Find the word "text" in the records below. List each line containing it.

■ **MATERIALS PROVIDED**
— BEGIN —
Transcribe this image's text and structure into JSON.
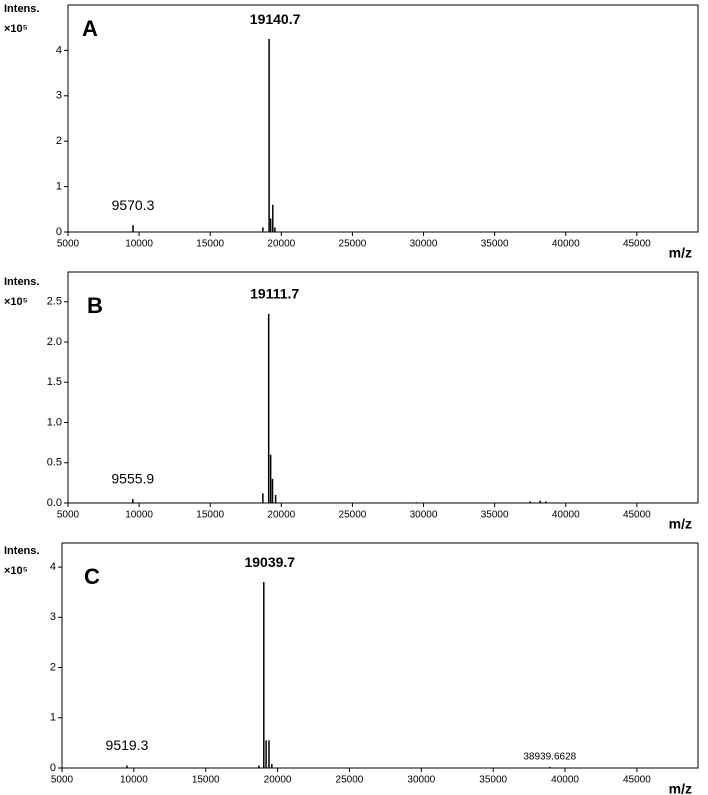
{
  "chart_data": [
    {
      "type": "stem",
      "panel_label": "A",
      "ylabel": "Intens.",
      "yscale_label": "×10⁵",
      "xlabel": "m/z",
      "color": "#000000",
      "x": [
        9570.3,
        18700,
        19140.7,
        19250,
        19400,
        19550
      ],
      "values": [
        0.15,
        0.1,
        4.25,
        0.3,
        0.6,
        0.1
      ],
      "xlim": [
        5000,
        49300
      ],
      "ylim": [
        0,
        5
      ],
      "xticks": [
        5000,
        10000,
        15000,
        20000,
        25000,
        30000,
        35000,
        40000,
        45000
      ],
      "yticks": [
        0,
        1,
        2,
        3,
        4
      ],
      "annotations": [
        {
          "text": "19140.7",
          "x": 19140.7
        },
        {
          "text": "9570.3",
          "x": 9570.3
        }
      ]
    },
    {
      "type": "stem",
      "panel_label": "B",
      "ylabel": "Intens.",
      "yscale_label": "×10⁵",
      "xlabel": "m/z",
      "color": "#000000",
      "x": [
        9555.9,
        18700,
        19111.7,
        19250,
        19380,
        19600,
        29500,
        37500,
        38200,
        38600
      ],
      "values": [
        0.05,
        0.12,
        2.35,
        0.6,
        0.3,
        0.1,
        0.01,
        0.02,
        0.03,
        0.02
      ],
      "xlim": [
        5000,
        49300
      ],
      "ylim": [
        0,
        2.87
      ],
      "xticks": [
        5000,
        10000,
        15000,
        20000,
        25000,
        30000,
        35000,
        40000,
        45000
      ],
      "yticks": [
        {
          "value": 0,
          "label": "0.0"
        },
        0.5,
        {
          "value": 1,
          "label": "1.0"
        },
        1.5,
        {
          "value": 2,
          "label": "2.0"
        },
        2.5
      ],
      "annotations": [
        {
          "text": "19111.7",
          "x": 19111.7
        },
        {
          "text": "9555.9",
          "x": 9555.9
        }
      ]
    },
    {
      "type": "stem",
      "panel_label": "C",
      "ylabel": "Intens.",
      "yscale_label": "×10⁵",
      "xlabel": "m/z",
      "color": "#000000",
      "x": [
        9519.3,
        18700,
        19039.7,
        19200,
        19400,
        19600,
        38939.6628
      ],
      "values": [
        0.05,
        0.05,
        3.7,
        0.55,
        0.55,
        0.08,
        0.02
      ],
      "xlim": [
        5000,
        49250
      ],
      "ylim": [
        0,
        4.48
      ],
      "xticks": [
        5000,
        10000,
        15000,
        20000,
        25000,
        30000,
        35000,
        40000,
        45000
      ],
      "yticks": [
        0,
        1,
        2,
        3,
        4
      ],
      "annotations": [
        {
          "text": "19039.7",
          "x": 19039.7
        },
        {
          "text": "9519.3",
          "x": 9519.3
        },
        {
          "text": "38939.6628",
          "x": 38939.6628
        }
      ]
    }
  ]
}
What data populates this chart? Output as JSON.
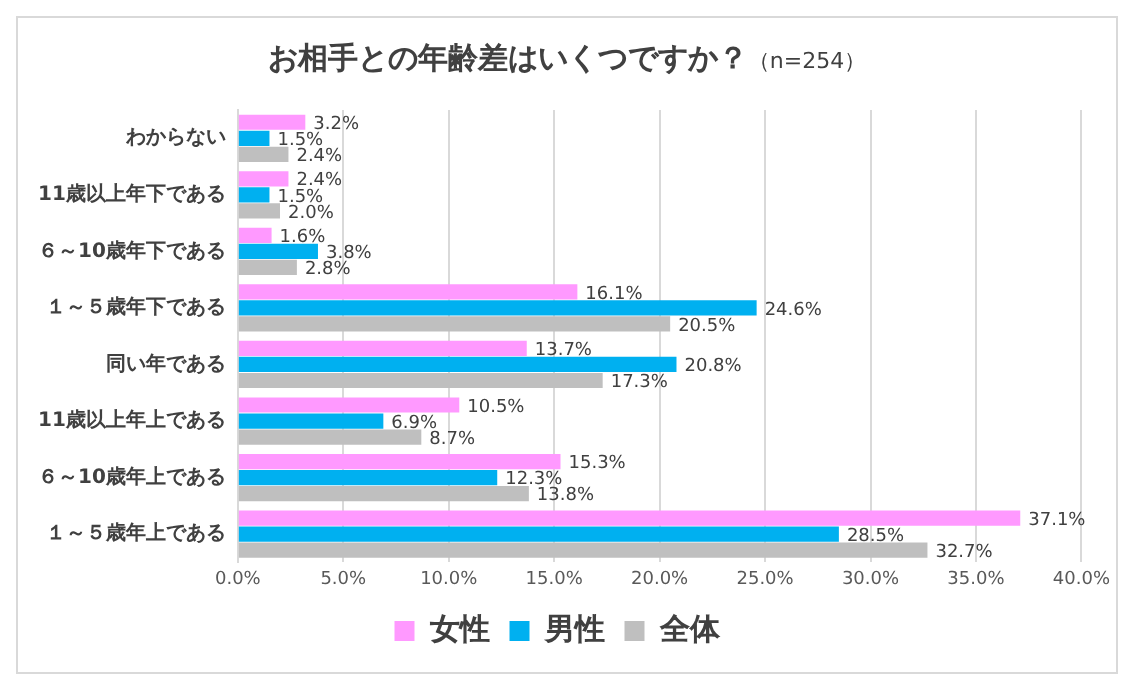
{
  "chart_data": {
    "type": "bar",
    "orientation": "horizontal",
    "title": "お相手との年齢差はいくつですか？",
    "subtitle": "（n=254）",
    "categories": [
      "わからない",
      "11歳以上年下である",
      "６～10歳年下である",
      "１～５歳年下である",
      "同い年である",
      "11歳以上年上である",
      "６～10歳年上である",
      "１～５歳年上である"
    ],
    "series": [
      {
        "name": "女性",
        "color": "#ff99ff",
        "values": [
          3.2,
          2.4,
          1.6,
          16.1,
          13.7,
          10.5,
          15.3,
          37.1
        ],
        "value_labels": [
          "3.2%",
          "2.4%",
          "1.6%",
          "16.1%",
          "13.7%",
          "10.5%",
          "15.3%",
          "37.1%"
        ]
      },
      {
        "name": "男性",
        "color": "#00b0f0",
        "values": [
          1.5,
          1.5,
          3.8,
          24.6,
          20.8,
          6.9,
          12.3,
          28.5
        ],
        "value_labels": [
          "1.5%",
          "1.5%",
          "3.8%",
          "24.6%",
          "20.8%",
          "6.9%",
          "12.3%",
          "28.5%"
        ]
      },
      {
        "name": "全体",
        "color": "#bfbfbf",
        "values": [
          2.4,
          2.0,
          2.8,
          20.5,
          17.3,
          8.7,
          13.8,
          32.7
        ],
        "value_labels": [
          "2.4%",
          "2.0%",
          "2.8%",
          "20.5%",
          "17.3%",
          "8.7%",
          "13.8%",
          "32.7%"
        ]
      }
    ],
    "xlim": [
      0,
      40
    ],
    "xticks": [
      {
        "value": 0,
        "label": "0.0%"
      },
      {
        "value": 5,
        "label": "5.0%"
      },
      {
        "value": 10,
        "label": "10.0%"
      },
      {
        "value": 15,
        "label": "15.0%"
      },
      {
        "value": 20,
        "label": "20.0%"
      },
      {
        "value": 25,
        "label": "25.0%"
      },
      {
        "value": 30,
        "label": "30.0%"
      },
      {
        "value": 35,
        "label": "35.0%"
      },
      {
        "value": 40,
        "label": "40.0%"
      }
    ],
    "grid": "x",
    "legend": "bottom"
  }
}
— END —
■ **OUTPUT OF THE TASK**
Transcribe this image's text and structure into JSON.
          "text": "19140.7",
          "text": "9570.3",
          "text": "19111.7",
          "text": "9555.9",
          "text": "19039.7",
          "text": "9519.3",
          "text": "38939.6628",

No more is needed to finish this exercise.